*WORK TO BE COMPLETED*
Pull out every line with the word "происхождения" from the entries below.

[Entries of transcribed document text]

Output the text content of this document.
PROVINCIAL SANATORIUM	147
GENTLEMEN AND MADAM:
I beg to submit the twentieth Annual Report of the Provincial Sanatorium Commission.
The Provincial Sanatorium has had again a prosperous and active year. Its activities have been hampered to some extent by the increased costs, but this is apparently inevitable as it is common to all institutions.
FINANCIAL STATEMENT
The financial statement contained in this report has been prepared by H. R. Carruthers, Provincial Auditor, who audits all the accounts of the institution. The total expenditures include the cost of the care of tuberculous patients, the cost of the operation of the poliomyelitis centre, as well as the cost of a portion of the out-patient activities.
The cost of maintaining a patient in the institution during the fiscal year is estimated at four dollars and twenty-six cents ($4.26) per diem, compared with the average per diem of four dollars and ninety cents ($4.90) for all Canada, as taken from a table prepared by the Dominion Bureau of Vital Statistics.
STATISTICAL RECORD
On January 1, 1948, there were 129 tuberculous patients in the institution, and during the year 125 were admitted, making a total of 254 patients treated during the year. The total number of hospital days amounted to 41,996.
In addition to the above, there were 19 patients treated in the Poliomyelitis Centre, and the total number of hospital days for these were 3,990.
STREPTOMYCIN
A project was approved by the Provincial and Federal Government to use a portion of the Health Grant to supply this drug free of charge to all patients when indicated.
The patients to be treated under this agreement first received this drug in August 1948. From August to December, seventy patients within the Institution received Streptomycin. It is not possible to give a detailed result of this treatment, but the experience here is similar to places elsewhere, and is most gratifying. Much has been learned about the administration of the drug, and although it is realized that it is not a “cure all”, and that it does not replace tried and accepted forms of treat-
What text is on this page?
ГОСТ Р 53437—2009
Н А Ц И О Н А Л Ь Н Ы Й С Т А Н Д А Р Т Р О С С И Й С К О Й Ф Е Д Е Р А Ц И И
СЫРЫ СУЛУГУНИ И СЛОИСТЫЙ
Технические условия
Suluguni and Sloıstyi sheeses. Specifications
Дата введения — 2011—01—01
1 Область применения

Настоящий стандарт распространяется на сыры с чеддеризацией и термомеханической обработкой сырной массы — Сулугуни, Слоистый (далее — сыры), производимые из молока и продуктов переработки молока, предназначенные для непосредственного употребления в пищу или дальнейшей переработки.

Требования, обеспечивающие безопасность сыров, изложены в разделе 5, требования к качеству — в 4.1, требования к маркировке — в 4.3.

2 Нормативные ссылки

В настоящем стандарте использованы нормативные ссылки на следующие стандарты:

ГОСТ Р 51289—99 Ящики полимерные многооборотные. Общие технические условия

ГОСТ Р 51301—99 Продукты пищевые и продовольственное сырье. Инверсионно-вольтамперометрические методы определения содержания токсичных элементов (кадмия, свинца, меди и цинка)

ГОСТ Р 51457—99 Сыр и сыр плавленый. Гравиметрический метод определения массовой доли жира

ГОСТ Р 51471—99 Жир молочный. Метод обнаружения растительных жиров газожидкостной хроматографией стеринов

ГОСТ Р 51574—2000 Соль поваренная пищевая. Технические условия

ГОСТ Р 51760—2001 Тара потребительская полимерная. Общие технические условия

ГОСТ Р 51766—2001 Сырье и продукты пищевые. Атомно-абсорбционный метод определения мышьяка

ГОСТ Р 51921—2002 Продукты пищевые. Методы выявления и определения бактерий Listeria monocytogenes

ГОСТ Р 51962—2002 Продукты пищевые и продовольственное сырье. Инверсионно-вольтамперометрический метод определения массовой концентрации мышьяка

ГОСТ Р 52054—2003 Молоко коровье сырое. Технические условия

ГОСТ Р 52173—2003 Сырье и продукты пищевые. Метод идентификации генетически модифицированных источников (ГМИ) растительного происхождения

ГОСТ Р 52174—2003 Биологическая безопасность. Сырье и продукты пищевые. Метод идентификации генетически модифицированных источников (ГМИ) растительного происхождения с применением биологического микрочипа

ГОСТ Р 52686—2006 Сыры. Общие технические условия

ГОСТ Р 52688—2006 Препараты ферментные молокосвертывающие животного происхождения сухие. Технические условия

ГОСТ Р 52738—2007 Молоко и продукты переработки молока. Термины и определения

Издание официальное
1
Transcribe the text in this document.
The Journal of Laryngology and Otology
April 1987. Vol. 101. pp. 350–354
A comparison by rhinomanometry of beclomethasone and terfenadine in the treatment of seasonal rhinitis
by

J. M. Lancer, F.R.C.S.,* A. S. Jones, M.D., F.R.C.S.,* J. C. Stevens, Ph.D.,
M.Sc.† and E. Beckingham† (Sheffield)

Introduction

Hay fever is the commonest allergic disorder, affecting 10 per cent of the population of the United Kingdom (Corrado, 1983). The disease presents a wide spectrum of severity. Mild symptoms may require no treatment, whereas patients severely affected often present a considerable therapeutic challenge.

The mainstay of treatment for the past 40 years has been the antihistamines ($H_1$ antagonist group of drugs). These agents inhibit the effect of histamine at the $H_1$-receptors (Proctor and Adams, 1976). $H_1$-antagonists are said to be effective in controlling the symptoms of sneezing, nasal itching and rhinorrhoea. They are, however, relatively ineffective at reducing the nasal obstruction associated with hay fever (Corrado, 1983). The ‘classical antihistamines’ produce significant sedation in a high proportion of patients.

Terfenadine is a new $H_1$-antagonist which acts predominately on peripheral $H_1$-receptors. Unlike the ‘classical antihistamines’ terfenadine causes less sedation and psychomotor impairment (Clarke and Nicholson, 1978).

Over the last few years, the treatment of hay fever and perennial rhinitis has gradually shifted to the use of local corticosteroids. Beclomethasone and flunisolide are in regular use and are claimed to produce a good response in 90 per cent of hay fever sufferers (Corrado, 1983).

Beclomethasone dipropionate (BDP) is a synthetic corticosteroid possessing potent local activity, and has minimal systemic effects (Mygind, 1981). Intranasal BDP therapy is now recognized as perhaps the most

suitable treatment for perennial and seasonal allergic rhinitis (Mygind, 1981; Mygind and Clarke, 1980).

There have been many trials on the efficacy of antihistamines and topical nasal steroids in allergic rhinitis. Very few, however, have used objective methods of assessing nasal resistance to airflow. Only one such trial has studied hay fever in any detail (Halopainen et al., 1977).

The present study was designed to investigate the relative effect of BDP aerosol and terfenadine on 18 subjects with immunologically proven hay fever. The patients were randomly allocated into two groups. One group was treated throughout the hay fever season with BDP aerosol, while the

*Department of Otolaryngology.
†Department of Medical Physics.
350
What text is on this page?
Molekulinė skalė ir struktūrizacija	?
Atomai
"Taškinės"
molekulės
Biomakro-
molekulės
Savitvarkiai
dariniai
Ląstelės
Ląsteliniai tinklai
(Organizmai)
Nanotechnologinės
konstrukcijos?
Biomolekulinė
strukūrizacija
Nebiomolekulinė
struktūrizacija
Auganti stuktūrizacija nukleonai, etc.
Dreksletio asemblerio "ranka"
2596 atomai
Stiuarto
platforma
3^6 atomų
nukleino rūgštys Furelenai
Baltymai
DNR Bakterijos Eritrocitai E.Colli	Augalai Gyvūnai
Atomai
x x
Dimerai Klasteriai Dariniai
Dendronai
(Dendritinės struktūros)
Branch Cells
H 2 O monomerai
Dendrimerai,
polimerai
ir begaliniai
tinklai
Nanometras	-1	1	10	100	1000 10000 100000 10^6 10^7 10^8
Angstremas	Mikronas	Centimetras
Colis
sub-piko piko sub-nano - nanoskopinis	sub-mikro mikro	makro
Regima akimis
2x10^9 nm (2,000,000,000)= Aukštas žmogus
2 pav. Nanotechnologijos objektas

*SOLUTION TO THIS PROBLEM*
ГОСТ Р 52173—2003 Сырье и продукты пищевые. Метод идентификации генетически модифицированных источников (ГМИ) растительного происхождения
ГОСТ Р 52174—2003 Биологическая безопасность. Сырье и продукты пищевые. Метод идентификации генетически модифицированных источников (ГМИ) растительного происхождения с применением биологического микрочипа
ГОСТ Р 52688—2006 Препараты ферментные молокосвертывающие животного происхождения сухие. Технические условия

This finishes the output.